>> start

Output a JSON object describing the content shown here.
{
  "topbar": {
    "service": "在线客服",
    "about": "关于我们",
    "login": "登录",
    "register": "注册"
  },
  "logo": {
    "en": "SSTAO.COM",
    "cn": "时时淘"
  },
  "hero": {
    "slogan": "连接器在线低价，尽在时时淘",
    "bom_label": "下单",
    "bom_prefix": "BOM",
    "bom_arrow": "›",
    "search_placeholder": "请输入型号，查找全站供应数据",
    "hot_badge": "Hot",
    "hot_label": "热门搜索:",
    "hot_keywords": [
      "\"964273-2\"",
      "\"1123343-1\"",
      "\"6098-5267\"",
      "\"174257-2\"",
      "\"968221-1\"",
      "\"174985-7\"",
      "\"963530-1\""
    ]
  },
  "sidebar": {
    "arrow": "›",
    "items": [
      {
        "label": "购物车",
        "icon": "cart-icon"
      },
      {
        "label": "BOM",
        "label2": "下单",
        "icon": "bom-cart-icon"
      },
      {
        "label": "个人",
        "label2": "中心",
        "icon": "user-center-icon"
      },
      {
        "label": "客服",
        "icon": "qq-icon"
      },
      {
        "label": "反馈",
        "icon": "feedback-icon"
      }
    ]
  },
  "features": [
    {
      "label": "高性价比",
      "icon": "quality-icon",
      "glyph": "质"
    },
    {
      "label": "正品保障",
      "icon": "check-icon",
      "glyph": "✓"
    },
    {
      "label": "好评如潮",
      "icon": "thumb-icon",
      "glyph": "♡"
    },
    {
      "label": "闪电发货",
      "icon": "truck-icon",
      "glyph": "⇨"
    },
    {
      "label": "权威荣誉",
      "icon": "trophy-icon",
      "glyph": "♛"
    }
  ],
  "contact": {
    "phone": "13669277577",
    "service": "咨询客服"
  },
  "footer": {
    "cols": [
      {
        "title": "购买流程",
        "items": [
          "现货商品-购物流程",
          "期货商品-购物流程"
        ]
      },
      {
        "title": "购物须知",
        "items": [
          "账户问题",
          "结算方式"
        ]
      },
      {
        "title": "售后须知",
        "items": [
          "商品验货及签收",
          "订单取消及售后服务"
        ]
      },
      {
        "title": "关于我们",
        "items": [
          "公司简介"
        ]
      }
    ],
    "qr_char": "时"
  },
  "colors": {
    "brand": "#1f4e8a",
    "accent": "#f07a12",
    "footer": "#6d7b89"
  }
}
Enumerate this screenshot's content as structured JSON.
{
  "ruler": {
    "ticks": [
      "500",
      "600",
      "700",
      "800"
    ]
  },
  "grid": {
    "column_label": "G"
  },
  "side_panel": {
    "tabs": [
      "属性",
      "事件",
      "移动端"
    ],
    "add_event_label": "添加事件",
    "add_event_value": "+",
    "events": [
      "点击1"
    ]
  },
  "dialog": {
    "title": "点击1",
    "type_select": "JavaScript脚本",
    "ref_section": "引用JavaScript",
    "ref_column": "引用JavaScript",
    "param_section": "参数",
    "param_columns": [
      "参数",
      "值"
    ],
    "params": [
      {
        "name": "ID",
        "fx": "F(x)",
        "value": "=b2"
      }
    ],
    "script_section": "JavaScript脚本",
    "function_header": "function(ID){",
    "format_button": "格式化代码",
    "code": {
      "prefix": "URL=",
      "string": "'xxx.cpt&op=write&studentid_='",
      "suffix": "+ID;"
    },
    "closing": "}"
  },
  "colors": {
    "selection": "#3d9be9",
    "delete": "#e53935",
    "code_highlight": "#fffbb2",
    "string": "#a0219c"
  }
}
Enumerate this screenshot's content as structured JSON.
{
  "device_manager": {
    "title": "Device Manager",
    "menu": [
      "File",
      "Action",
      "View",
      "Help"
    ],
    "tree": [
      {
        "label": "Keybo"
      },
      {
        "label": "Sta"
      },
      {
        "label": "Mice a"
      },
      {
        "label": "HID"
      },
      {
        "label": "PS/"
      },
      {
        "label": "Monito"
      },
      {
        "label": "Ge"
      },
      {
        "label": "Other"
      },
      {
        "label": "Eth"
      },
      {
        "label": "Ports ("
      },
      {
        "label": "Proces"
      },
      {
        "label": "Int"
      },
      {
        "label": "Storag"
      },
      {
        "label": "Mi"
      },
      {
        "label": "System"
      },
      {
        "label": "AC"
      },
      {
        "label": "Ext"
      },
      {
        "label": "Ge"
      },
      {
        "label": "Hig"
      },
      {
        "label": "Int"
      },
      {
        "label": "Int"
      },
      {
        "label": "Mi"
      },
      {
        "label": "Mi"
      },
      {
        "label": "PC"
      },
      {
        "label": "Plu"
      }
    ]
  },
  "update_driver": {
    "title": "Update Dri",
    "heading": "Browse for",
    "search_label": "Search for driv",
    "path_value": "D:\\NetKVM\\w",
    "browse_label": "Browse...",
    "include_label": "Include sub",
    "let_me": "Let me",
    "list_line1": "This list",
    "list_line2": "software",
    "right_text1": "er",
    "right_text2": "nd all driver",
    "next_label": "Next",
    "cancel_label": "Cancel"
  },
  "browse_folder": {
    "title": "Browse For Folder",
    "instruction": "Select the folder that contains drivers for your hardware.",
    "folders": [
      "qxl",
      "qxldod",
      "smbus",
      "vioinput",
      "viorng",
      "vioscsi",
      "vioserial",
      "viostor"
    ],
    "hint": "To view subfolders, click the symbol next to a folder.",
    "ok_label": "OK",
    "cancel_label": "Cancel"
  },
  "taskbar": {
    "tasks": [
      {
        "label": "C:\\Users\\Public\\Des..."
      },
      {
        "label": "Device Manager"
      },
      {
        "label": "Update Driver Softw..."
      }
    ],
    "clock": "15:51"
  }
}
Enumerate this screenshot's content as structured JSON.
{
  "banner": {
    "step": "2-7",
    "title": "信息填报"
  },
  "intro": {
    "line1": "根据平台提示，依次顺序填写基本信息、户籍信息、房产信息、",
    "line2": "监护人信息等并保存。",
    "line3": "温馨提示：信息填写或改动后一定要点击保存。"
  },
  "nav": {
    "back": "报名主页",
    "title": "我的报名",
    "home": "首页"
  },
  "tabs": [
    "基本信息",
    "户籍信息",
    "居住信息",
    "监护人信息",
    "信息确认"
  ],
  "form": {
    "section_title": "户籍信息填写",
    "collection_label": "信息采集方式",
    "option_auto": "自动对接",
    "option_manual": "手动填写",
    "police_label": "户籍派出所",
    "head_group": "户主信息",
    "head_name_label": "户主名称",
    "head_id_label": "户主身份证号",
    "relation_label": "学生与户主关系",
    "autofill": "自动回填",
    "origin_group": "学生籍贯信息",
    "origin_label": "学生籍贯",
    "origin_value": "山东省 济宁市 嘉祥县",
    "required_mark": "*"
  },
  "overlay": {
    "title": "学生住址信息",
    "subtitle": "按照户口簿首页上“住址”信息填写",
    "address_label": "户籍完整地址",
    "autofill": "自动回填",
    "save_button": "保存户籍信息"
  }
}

>> end

- [Set exercise]:
Extract all of the data shown above and repeat it verbatim.

- [Task solution]:
Output a JSON object describing the content shown here.
{
  "topbar": {
    "service": "在线客服",
    "about": "关于我们",
    "login": "登录",
    "register": "注册"
  },
  "logo": {
    "en": "SSTAO.COM",
    "cn": "时时淘"
  },
  "hero": {
    "slogan": "连接器在线低价，尽在时时淘",
    "bom_label": "下单",
    "bom_prefix": "BOM",
    "bom_arrow": "›",
    "search_placeholder": "请输入型号，查找全站供应数据",
    "hot_badge": "Hot",
    "hot_label": "热门搜索:",
    "hot_keywords": [
      "\"964273-2\"",
      "\"1123343-1\"",
      "\"6098-5267\"",
      "\"174257-2\"",
      "\"968221-1\"",
      "\"174985-7\"",
      "\"963530-1\""
    ]
  },
  "sidebar": {
    "arrow": "›",
    "items": [
      {
        "label": "购物车",
        "icon": "cart-icon"
      },
      {
        "label": "BOM",
        "label2": "下单",
        "icon": "bom-cart-icon"
      },
      {
        "label": "个人",
        "label2": "中心",
        "icon": "user-center-icon"
      },
      {
        "label": "客服",
        "icon": "qq-icon"
      },
      {
        "label": "反馈",
        "icon": "feedback-icon"
      }
    ]
  },
  "features": [
    {
      "label": "高性价比",
      "icon": "quality-icon",
      "glyph": "质"
    },
    {
      "label": "正品保障",
      "icon": "check-icon",
      "glyph": "✓"
    },
    {
      "label": "好评如潮",
      "icon": "thumb-icon",
      "glyph": "♡"
    },
    {
      "label": "闪电发货",
      "icon": "truck-icon",
      "glyph": "⇨"
    },
    {
      "label": "权威荣誉",
      "icon": "trophy-icon",
      "glyph": "♛"
    }
  ],
  "contact": {
    "phone": "13669277577",
    "service": "咨询客服"
  },
  "footer": {
    "cols": [
      {
        "title": "购买流程",
        "items": [
          "现货商品-购物流程",
          "期货商品-购物流程"
        ]
      },
      {
        "title": "购物须知",
        "items": [
          "账户问题",
          "结算方式"
        ]
      },
      {
        "title": "售后须知",
        "items": [
          "商品验货及签收",
          "订单取消及售后服务"
        ]
      },
      {
        "title": "关于我们",
        "items": [
          "公司简介"
        ]
      }
    ],
    "qr_char": "时"
  },
  "colors": {
    "brand": "#1f4e8a",
    "accent": "#f07a12",
    "footer": "#6d7b89"
  }
}
Enumerate this screenshot's content as structured JSON.
{
  "ruler": {
    "ticks": [
      "500",
      "600",
      "700",
      "800"
    ]
  },
  "grid": {
    "column_label": "G"
  },
  "side_panel": {
    "tabs": [
      "属性",
      "事件",
      "移动端"
    ],
    "add_event_label": "添加事件",
    "add_event_value": "+",
    "events": [
      "点击1"
    ]
  },
  "dialog": {
    "title": "点击1",
    "type_select": "JavaScript脚本",
    "ref_section": "引用JavaScript",
    "ref_column": "引用JavaScript",
    "param_section": "参数",
    "param_columns": [
      "参数",
      "值"
    ],
    "params": [
      {
        "name": "ID",
        "fx": "F(x)",
        "value": "=b2"
      }
    ],
    "script_section": "JavaScript脚本",
    "function_header": "function(ID){",
    "format_button": "格式化代码",
    "code": {
      "prefix": "URL=",
      "string": "'xxx.cpt&op=write&studentid_='",
      "suffix": "+ID;"
    },
    "closing": "}"
  },
  "colors": {
    "selection": "#3d9be9",
    "delete": "#e53935",
    "code_highlight": "#fffbb2",
    "string": "#a0219c"
  }
}
Enumerate this screenshot's content as structured JSON.
{
  "device_manager": {
    "title": "Device Manager",
    "menu": [
      "File",
      "Action",
      "View",
      "Help"
    ],
    "tree": [
      {
        "label": "Keybo"
      },
      {
        "label": "Sta"
      },
      {
        "label": "Mice a"
      },
      {
        "label": "HID"
      },
      {
        "label": "PS/"
      },
      {
        "label": "Monito"
      },
      {
        "label": "Ge"
      },
      {
        "label": "Other"
      },
      {
        "label": "Eth"
      },
      {
        "label": "Ports ("
      },
      {
        "label": "Proces"
      },
      {
        "label": "Int"
      },
      {
        "label": "Storag"
      },
      {
        "label": "Mi"
      },
      {
        "label": "System"
      },
      {
        "label": "AC"
      },
      {
        "label": "Ext"
      },
      {
        "label": "Ge"
      },
      {
        "label": "Hig"
      },
      {
        "label": "Int"
      },
      {
        "label": "Int"
      },
      {
        "label": "Mi"
      },
      {
        "label": "Mi"
      },
      {
        "label": "PC"
      },
      {
        "label": "Plu"
      }
    ]
  },
  "update_driver": {
    "title": "Update Dri",
    "heading": "Browse for",
    "search_label": "Search for driv",
    "path_value": "D:\\NetKVM\\w",
    "browse_label": "Browse...",
    "include_label": "Include sub",
    "let_me": "Let me",
    "list_line1": "This list",
    "list_line2": "software",
    "right_text1": "er",
    "right_text2": "nd all driver",
    "next_label": "Next",
    "cancel_label": "Cancel"
  },
  "browse_folder": {
    "title": "Browse For Folder",
    "instruction": "Select the folder that contains drivers for your hardware.",
    "folders": [
      "qxl",
      "qxldod",
      "smbus",
      "vioinput",
      "viorng",
      "vioscsi",
      "vioserial",
      "viostor"
    ],
    "hint": "To view subfolders, click the symbol next to a folder.",
    "ok_label": "OK",
    "cancel_label": "Cancel"
  },
  "taskbar": {
    "tasks": [
      {
        "label": "C:\\Users\\Public\\Des..."
      },
      {
        "label": "Device Manager"
      },
      {
        "label": "Update Driver Softw..."
      }
    ],
    "clock": "15:51"
  }
}
Enumerate this screenshot's content as structured JSON.
{
  "banner": {
    "step": "2-7",
    "title": "信息填报"
  },
  "intro": {
    "line1": "根据平台提示，依次顺序填写基本信息、户籍信息、房产信息、",
    "line2": "监护人信息等并保存。",
    "line3": "温馨提示：信息填写或改动后一定要点击保存。"
  },
  "nav": {
    "back": "报名主页",
    "title": "我的报名",
    "home": "首页"
  },
  "tabs": [
    "基本信息",
    "户籍信息",
    "居住信息",
    "监护人信息",
    "信息确认"
  ],
  "form": {
    "section_title": "户籍信息填写",
    "collection_label": "信息采集方式",
    "option_auto": "自动对接",
    "option_manual": "手动填写",
    "police_label": "户籍派出所",
    "head_group": "户主信息",
    "head_name_label": "户主名称",
    "head_id_label": "户主身份证号",
    "relation_label": "学生与户主关系",
    "autofill": "自动回填",
    "origin_group": "学生籍贯信息",
    "origin_label": "学生籍贯",
    "origin_value": "山东省 济宁市 嘉祥县",
    "required_mark": "*"
  },
  "overlay": {
    "title": "学生住址信息",
    "subtitle": "按照户口簿首页上“住址”信息填写",
    "address_label": "户籍完整地址",
    "autofill": "自动回填",
    "save_button": "保存户籍信息"
  }
}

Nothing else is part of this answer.